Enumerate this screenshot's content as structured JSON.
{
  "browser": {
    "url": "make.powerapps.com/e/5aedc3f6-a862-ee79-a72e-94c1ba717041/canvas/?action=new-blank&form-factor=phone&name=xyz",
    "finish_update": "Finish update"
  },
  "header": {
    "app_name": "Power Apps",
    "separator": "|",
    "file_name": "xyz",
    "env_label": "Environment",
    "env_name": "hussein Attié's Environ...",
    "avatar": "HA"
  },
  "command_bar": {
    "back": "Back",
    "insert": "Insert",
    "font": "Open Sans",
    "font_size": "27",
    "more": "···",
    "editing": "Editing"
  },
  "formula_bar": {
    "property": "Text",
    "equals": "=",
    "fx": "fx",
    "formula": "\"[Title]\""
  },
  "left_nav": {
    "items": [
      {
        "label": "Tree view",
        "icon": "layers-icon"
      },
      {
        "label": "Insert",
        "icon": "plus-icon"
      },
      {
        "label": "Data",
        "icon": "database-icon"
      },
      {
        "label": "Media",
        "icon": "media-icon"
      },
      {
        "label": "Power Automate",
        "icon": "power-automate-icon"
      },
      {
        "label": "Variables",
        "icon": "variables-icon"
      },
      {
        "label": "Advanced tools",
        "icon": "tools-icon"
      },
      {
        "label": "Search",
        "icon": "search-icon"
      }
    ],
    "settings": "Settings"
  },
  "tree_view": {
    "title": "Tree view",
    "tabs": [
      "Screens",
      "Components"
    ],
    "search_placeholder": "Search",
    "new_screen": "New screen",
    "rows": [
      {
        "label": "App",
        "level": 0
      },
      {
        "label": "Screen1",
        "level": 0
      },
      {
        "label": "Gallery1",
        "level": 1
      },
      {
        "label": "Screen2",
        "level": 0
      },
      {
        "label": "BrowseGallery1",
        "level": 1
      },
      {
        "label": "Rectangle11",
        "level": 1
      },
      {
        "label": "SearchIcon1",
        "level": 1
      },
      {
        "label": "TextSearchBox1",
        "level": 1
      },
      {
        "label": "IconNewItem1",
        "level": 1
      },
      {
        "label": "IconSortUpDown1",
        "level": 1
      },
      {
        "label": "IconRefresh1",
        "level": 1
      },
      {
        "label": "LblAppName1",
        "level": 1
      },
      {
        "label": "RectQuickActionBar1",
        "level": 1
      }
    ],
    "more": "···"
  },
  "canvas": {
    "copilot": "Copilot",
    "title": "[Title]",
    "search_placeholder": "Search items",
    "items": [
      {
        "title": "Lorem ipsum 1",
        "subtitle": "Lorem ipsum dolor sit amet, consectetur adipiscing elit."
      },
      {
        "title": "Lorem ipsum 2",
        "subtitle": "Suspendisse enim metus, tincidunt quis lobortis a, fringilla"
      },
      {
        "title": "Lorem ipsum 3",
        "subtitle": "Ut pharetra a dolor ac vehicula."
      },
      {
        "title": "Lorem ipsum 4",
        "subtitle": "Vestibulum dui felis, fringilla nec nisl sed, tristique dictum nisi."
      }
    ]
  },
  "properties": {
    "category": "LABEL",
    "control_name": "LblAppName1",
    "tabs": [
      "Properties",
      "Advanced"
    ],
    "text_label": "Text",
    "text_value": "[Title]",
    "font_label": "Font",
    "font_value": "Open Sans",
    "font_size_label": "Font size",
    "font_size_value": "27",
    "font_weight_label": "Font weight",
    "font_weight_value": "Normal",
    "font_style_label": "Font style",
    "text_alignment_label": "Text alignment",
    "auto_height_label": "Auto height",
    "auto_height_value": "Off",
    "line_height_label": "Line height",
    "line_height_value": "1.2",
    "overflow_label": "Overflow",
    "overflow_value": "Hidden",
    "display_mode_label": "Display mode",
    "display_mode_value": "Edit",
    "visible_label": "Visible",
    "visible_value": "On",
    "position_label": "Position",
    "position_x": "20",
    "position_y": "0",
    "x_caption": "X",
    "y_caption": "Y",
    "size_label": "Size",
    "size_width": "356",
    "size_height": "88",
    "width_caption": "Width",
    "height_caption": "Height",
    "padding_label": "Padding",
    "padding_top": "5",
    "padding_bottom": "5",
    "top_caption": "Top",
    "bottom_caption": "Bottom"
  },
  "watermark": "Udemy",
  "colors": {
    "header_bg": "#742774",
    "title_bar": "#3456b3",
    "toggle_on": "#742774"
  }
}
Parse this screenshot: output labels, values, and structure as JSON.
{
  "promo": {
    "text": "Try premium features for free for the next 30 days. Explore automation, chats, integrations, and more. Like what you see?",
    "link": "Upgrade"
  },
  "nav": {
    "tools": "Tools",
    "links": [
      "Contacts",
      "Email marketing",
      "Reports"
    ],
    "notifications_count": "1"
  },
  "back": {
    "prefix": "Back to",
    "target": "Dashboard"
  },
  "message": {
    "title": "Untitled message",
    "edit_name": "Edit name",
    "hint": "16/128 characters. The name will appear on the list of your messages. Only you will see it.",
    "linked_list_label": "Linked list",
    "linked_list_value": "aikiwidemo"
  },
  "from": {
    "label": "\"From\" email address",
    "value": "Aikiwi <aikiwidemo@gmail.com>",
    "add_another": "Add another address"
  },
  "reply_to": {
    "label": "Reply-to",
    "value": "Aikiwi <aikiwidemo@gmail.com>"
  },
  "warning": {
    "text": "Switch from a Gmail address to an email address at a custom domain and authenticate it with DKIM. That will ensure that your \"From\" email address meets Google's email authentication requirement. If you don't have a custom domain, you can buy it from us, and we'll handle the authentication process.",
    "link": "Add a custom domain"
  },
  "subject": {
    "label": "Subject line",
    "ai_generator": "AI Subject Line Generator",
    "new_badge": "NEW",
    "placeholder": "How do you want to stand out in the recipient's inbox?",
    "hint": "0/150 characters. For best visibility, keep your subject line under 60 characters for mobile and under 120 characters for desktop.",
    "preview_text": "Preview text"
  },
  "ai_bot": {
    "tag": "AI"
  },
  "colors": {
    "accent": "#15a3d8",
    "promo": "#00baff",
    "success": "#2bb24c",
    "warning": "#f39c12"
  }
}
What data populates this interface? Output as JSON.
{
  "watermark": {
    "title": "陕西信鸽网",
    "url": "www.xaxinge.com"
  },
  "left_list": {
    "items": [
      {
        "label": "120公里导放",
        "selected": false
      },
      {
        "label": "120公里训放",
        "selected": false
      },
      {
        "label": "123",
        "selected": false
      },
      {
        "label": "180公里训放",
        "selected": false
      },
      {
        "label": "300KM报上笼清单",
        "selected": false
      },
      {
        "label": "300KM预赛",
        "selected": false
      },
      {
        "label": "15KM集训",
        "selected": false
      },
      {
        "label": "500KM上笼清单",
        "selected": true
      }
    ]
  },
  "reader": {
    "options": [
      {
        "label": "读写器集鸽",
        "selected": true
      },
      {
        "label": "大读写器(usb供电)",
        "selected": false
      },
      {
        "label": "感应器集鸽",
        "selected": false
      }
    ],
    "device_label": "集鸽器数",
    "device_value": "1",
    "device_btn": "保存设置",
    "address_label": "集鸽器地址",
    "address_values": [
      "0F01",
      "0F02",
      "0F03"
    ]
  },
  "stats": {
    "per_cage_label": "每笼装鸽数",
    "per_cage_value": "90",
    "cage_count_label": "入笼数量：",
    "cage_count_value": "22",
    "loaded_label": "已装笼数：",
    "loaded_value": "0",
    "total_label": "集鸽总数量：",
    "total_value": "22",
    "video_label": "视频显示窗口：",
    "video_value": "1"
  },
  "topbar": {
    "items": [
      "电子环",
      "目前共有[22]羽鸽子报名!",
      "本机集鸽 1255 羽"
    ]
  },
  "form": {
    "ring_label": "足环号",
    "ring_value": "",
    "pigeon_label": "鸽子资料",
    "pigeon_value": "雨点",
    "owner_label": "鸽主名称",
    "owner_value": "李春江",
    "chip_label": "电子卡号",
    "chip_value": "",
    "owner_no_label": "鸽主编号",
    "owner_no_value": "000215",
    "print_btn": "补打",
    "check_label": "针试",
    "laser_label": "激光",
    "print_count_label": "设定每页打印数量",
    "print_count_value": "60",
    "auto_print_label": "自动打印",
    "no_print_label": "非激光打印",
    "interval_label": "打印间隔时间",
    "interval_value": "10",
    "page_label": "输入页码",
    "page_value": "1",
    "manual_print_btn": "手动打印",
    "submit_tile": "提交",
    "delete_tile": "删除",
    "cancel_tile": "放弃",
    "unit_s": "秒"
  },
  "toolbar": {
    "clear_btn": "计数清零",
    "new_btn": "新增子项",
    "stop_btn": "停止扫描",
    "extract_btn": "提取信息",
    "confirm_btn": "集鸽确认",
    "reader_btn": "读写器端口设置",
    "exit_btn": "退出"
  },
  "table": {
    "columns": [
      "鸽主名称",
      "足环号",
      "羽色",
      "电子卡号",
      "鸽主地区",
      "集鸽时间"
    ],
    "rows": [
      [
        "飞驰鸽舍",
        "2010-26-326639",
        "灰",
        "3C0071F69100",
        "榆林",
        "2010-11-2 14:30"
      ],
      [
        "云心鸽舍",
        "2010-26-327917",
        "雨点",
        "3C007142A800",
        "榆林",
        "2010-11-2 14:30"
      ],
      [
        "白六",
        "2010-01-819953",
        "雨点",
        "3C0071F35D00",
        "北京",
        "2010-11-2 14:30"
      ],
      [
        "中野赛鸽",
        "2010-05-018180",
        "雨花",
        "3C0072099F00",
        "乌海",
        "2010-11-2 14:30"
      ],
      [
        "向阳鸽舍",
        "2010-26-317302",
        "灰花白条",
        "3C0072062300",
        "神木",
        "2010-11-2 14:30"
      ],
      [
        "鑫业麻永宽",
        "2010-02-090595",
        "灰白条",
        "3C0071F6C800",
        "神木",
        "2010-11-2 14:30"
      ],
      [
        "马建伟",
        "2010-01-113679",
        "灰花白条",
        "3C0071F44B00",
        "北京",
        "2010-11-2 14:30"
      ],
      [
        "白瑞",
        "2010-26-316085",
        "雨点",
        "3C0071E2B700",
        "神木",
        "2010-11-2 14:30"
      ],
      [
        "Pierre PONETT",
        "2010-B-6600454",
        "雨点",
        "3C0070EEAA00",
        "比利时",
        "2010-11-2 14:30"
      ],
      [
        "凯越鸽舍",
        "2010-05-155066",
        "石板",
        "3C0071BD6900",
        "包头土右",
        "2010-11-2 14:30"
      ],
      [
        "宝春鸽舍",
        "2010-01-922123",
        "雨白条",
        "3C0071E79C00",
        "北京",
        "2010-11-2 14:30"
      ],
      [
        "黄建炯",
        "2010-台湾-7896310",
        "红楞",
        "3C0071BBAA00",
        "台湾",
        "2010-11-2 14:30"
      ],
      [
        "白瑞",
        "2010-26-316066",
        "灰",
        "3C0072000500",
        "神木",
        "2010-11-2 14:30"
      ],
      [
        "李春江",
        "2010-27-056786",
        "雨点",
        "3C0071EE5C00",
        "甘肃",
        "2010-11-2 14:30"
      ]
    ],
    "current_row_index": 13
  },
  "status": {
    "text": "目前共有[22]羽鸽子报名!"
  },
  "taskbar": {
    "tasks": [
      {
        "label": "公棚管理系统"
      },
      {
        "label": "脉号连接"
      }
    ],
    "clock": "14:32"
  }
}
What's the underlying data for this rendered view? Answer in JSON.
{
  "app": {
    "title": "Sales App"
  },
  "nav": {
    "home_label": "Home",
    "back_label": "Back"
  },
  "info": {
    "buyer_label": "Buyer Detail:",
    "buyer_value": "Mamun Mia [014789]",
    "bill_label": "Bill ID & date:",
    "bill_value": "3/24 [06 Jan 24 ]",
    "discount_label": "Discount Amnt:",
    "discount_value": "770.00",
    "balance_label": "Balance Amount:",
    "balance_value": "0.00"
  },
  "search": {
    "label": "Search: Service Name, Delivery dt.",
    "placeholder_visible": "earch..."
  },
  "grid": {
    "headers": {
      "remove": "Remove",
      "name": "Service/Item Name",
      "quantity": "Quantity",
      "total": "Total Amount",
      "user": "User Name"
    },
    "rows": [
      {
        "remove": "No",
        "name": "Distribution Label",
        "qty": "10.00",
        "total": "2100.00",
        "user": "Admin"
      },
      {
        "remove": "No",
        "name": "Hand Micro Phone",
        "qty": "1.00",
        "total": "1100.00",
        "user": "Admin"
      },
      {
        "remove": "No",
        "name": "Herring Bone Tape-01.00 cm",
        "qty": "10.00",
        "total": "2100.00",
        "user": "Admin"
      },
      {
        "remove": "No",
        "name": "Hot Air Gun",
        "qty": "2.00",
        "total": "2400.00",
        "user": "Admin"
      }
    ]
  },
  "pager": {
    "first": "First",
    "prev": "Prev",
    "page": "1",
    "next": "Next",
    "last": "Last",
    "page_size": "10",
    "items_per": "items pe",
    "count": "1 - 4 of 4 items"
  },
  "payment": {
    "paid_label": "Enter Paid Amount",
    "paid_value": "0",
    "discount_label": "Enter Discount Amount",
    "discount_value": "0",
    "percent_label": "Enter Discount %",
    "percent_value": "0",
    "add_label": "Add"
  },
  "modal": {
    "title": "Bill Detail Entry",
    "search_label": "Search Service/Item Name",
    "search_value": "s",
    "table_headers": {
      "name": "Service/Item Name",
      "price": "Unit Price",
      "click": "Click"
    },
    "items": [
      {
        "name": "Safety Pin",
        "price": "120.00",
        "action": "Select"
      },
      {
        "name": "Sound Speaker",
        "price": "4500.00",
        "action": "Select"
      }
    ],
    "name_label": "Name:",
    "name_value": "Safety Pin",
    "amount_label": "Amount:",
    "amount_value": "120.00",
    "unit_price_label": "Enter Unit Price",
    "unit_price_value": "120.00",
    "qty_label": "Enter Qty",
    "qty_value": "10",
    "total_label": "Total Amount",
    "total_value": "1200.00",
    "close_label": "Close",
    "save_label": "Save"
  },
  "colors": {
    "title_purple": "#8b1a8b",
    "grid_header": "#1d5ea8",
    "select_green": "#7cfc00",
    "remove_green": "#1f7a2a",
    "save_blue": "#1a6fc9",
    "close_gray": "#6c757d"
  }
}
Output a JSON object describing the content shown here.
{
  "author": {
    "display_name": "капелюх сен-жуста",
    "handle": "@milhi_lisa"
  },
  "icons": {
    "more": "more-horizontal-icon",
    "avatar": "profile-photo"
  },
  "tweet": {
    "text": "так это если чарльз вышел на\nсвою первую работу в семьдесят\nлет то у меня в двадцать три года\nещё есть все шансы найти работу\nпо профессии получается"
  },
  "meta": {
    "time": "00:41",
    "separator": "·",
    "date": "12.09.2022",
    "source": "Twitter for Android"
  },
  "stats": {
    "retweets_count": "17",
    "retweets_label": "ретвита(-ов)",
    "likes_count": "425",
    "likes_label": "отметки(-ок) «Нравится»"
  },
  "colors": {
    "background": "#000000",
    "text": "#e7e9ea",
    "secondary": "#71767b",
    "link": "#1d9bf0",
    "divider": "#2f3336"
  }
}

——

## Exercise
Identify the lines of the data that contain the word "JSON". Copy each of them.

## Expected answer
Enumerate this screenshot's content as structured JSON.
Parse this screenshot: output labels, values, and structure as JSON.
What data populates this interface? Output as JSON.
What's the underlying data for this rendered view? Answer in JSON.
Output a JSON object describing the content shown here.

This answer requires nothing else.